Only the number is wanted: how many lines contain "กไทยท"?

** BEGIN **

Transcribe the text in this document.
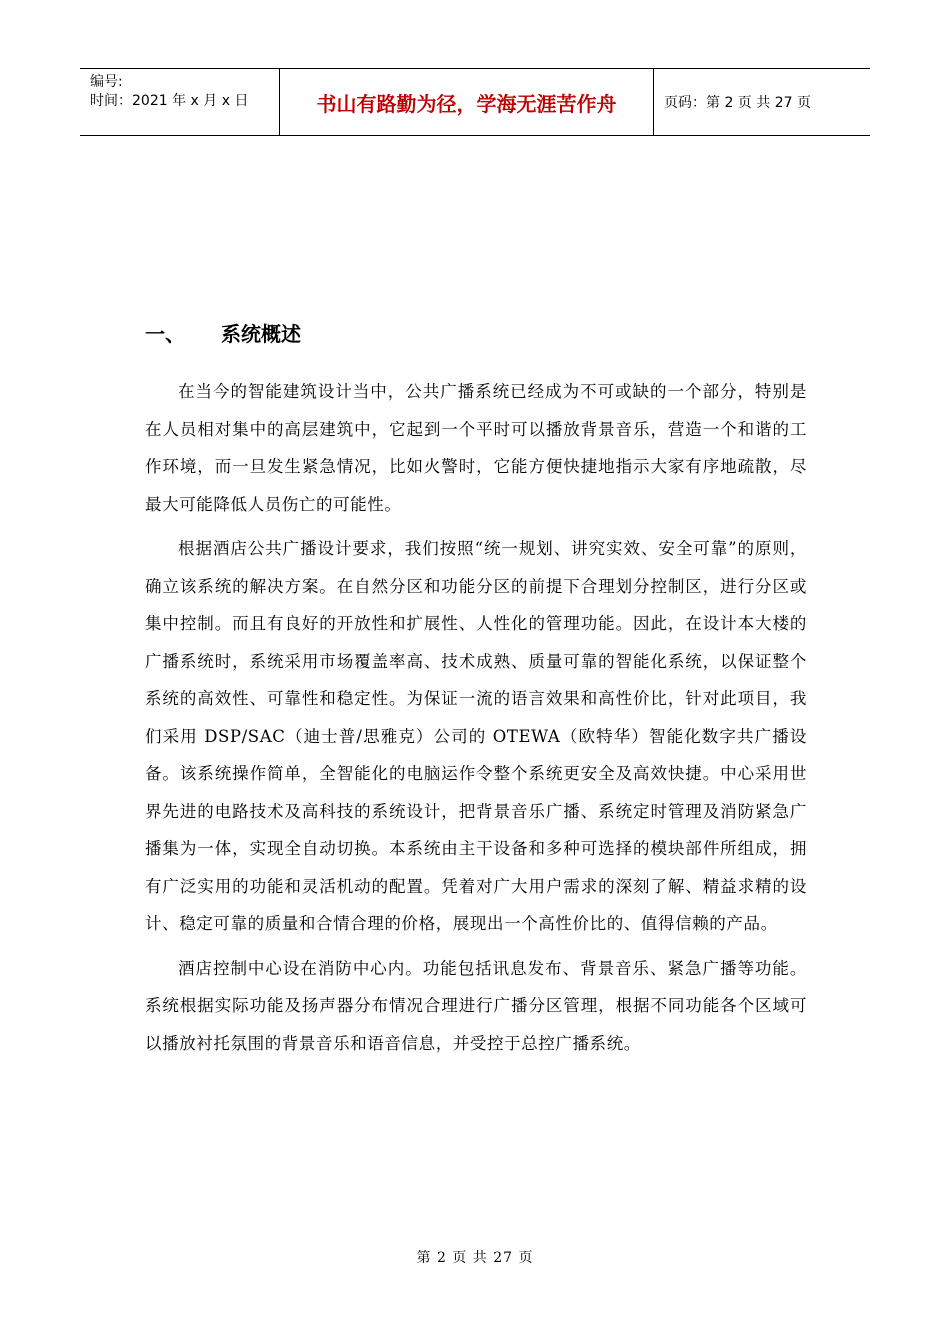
编号:
时间：2021 年 x 月 x 日	书山有路勤为径，学海无涯苦作舟	页码：第 2 页 共 27 页
一、	系统概述

在当今的智能建筑设计当中，公共广播系统已经成为不可或缺的一个部分，特别是在人员相对集中的高层建筑中，它起到一个平时可以播放背景音乐，营造一个和谐的工作环境，而一旦发生紧急情况，比如火警时，它能方便快捷地指示大家有序地疏散，尽最大可能降低人员伤亡的可能性。

根据酒店公共广播设计要求，我们按照“统一规划、讲究实效、安全可靠”的原则，确立该系统的解决方案。在自然分区和功能分区的前提下合理划分控制区，进行分区或集中控制。而且有良好的开放性和扩展性、人性化的管理功能。因此，在设计本大楼的广播系统时，系统采用市场覆盖率高、技术成熟、质量可靠的智能化系统，以保证整个系统的高效性、可靠性和稳定性。为保证一流的语言效果和高性价比，针对此项目，我们采用 DSP/SAC（迪士普/思雅克）公司的 OTEWA（欧特华）智能化数字共广播设备。该系统操作简单，全智能化的电脑运作令整个系统更安全及高效快捷。中心采用世界先进的电路技术及高科技的系统设计，把背景音乐广播、系统定时管理及消防紧急广播集为一体，实现全自动切换。本系统由主干设备和多种可选择的模块部件所组成，拥有广泛实用的功能和灵活机动的配置。凭着对广大用户需求的深刻了解、精益求精的设计、稳定可靠的质量和合情合理的价格，展现出一个高性价比的、值得信赖的产品。

酒店控制中心设在消防中心内。功能包括讯息发布、背景音乐、紧急广播等功能。系统根据实际功能及扬声器分布情况合理进行广播分区管理，根据不同功能各个区域可以播放衬托氛围的背景音乐和语音信息，并受控于总控广播系统。

第 2 页 共 27 页
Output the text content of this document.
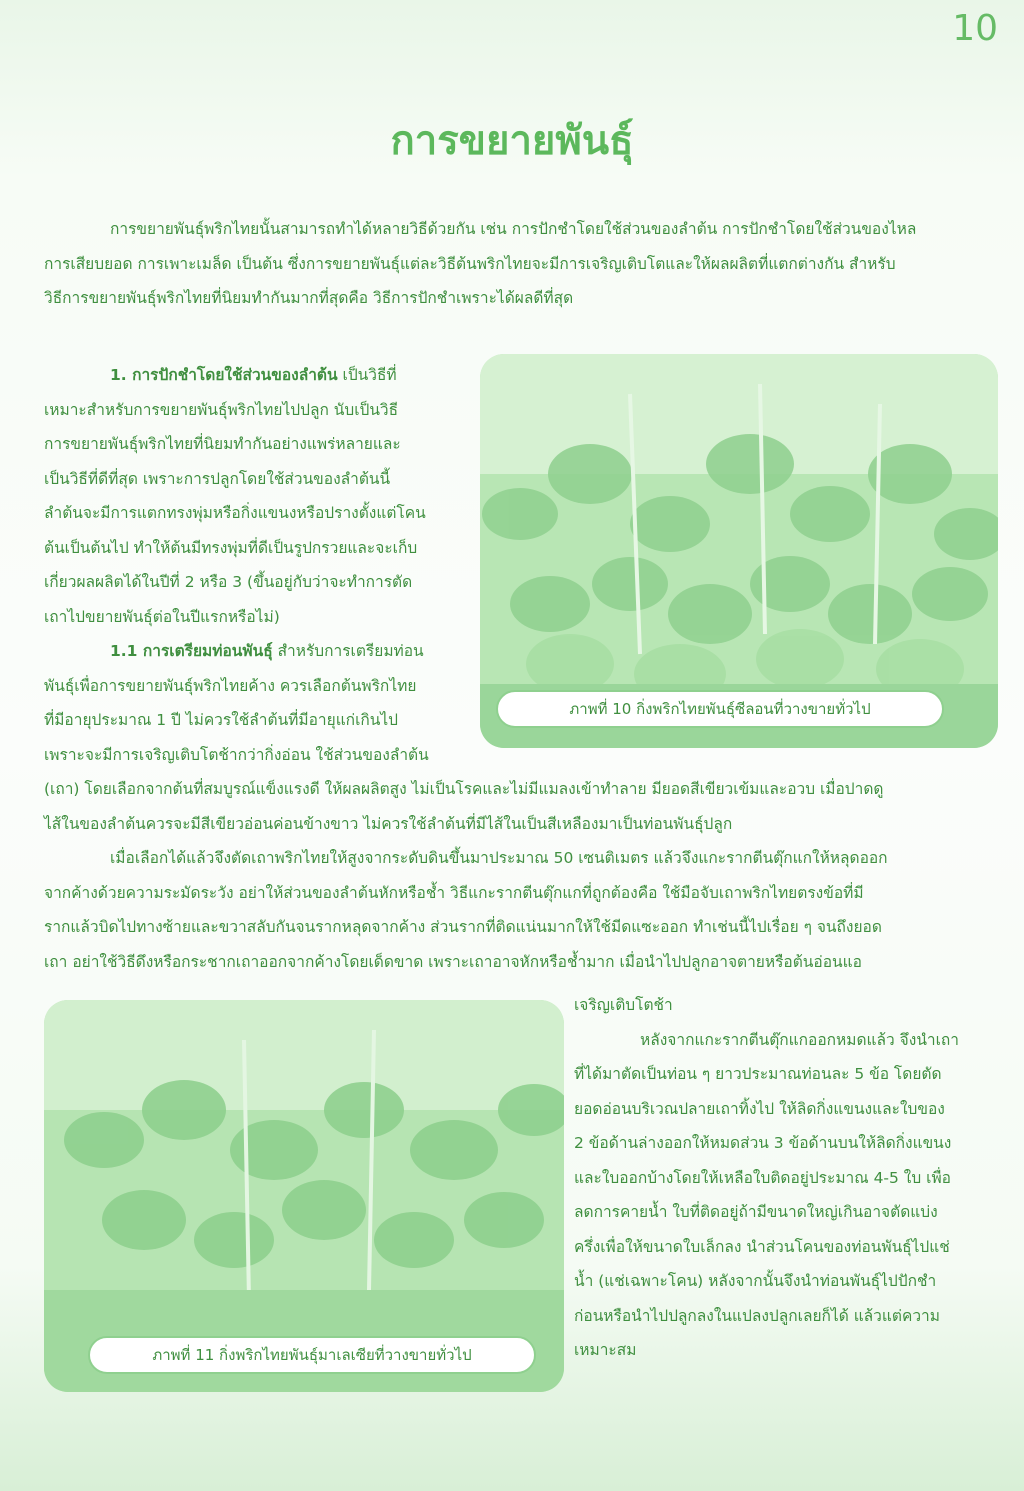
10
การขยายพันธุ์

การขยายพันธุ์พริกไทยนั้นสามารถทำได้หลายวิธีด้วยกัน เช่น การปักชำโดยใช้ส่วนของลำต้น การปักชำโดยใช้ส่วนของไหล

การเสียบยอด การเพาะเมล็ด เป็นต้น ซึ่งการขยายพันธุ์แต่ละวิธีต้นพริกไทยจะมีการเจริญเติบโตและให้ผลผลิตที่แตกต่างกัน สำหรับ

วิธีการขยายพันธุ์พริกไทยที่นิยมทำกันมากที่สุดคือ วิธีการปักชำเพราะได้ผลดีที่สุด

1. การปักชำโดยใช้ส่วนของลำต้น เป็นวิธีที่

เหมาะสำหรับการขยายพันธุ์พริกไทยไปปลูก นับเป็นวิธี

การขยายพันธุ์พริกไทยที่นิยมทำกันอย่างแพร่หลายและ

เป็นวิธีที่ดีที่สุด เพราะการปลูกโดยใช้ส่วนของลำต้นนี้

ลำต้นจะมีการแตกทรงพุ่มหรือกิ่งแขนงหรือปรางตั้งแต่โคน

ต้นเป็นต้นไป ทำให้ต้นมีทรงพุ่มที่ดีเป็นรูปกรวยและจะเก็บ

เกี่ยวผลผลิตได้ในปีที่ 2 หรือ 3 (ขึ้นอยู่กับว่าจะทำการตัด

เถาไปขยายพันธุ์ต่อในปีแรกหรือไม่)

1.1 การเตรียมท่อนพันธุ์ สำหรับการเตรียมท่อน

พันธุ์เพื่อการขยายพันธุ์พริกไทยค้าง ควรเลือกต้นพริกไทย

ที่มีอายุประมาณ 1 ปี ไม่ควรใช้ลำต้นที่มีอายุแก่เกินไป

เพราะจะมีการเจริญเติบโตช้ากว่ากิ่งอ่อน ใช้ส่วนของลำต้น

(เถา) โดยเลือกจากต้นที่สมบูรณ์แข็งแรงดี ให้ผลผลิตสูง ไม่เป็นโรคและไม่มีแมลงเข้าทำลาย มียอดสีเขียวเข้มและอวบ เมื่อปาดดู

ไส้ในของลำต้นควรจะมีสีเขียวอ่อนค่อนข้างขาว ไม่ควรใช้ลำต้นที่มีไส้ในเป็นสีเหลืองมาเป็นท่อนพันธุ์ปลูก

เมื่อเลือกได้แล้วจึงตัดเถาพริกไทยให้สูงจากระดับดินขึ้นมาประมาณ 50 เซนติเมตร แล้วจึงแกะรากตีนตุ๊กแกให้หลุดออก

จากค้างด้วยความระมัดระวัง อย่าให้ส่วนของลำต้นหักหรือช้ำ วิธีแกะรากตีนตุ๊กแกที่ถูกต้องคือ ใช้มือจับเถาพริกไทยตรงข้อที่มี

รากแล้วบิดไปทางซ้ายและขวาสลับกันจนรากหลุดจากค้าง ส่วนรากที่ติดแน่นมากให้ใช้มีดแซะออก ทำเช่นนี้ไปเรื่อย ๆ จนถึงยอด

เถา อย่าใช้วิธีดึงหรือกระชากเถาออกจากค้างโดยเด็ดขาด เพราะเถาอาจหักหรือช้ำมาก เมื่อนำไปปลูกอาจตายหรือต้นอ่อนแอ

เจริญเติบโตช้า

หลังจากแกะรากตีนตุ๊กแกออกหมดแล้ว จึงนำเถา

ที่ได้มาตัดเป็นท่อน ๆ ยาวประมาณท่อนละ 5 ข้อ โดยตัด

ยอดอ่อนบริเวณปลายเถาทิ้งไป ให้ลิดกิ่งแขนงและใบของ

2 ข้อด้านล่างออกให้หมดส่วน 3 ข้อด้านบนให้ลิดกิ่งแขนง

และใบออกบ้างโดยให้เหลือใบติดอยู่ประมาณ 4-5 ใบ เพื่อ

ลดการคายน้ำ ใบที่ติดอยู่ถ้ามีขนาดใหญ่เกินอาจตัดแบ่ง

ครึ่งเพื่อให้ขนาดใบเล็กลง นำส่วนโคนของท่อนพันธุ์ไปแช่

น้ำ (แช่เฉพาะโคน) หลังจากนั้นจึงนำท่อนพันธุ์ไปปักชำ

ก่อนหรือนำไปปลูกลงในแปลงปลูกเลยก็ได้ แล้วแต่ความ

เหมาะสม

ภาพที่ 10 กิ่งพริกไทยพันธุ์ซีลอนที่วางขายทั่วไป
ภาพที่ 11 กิ่งพริกไทยพันธุ์มาเลเซียที่วางขายทั่วไป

** END **

** ANSWER TO THE EXERCISE **
2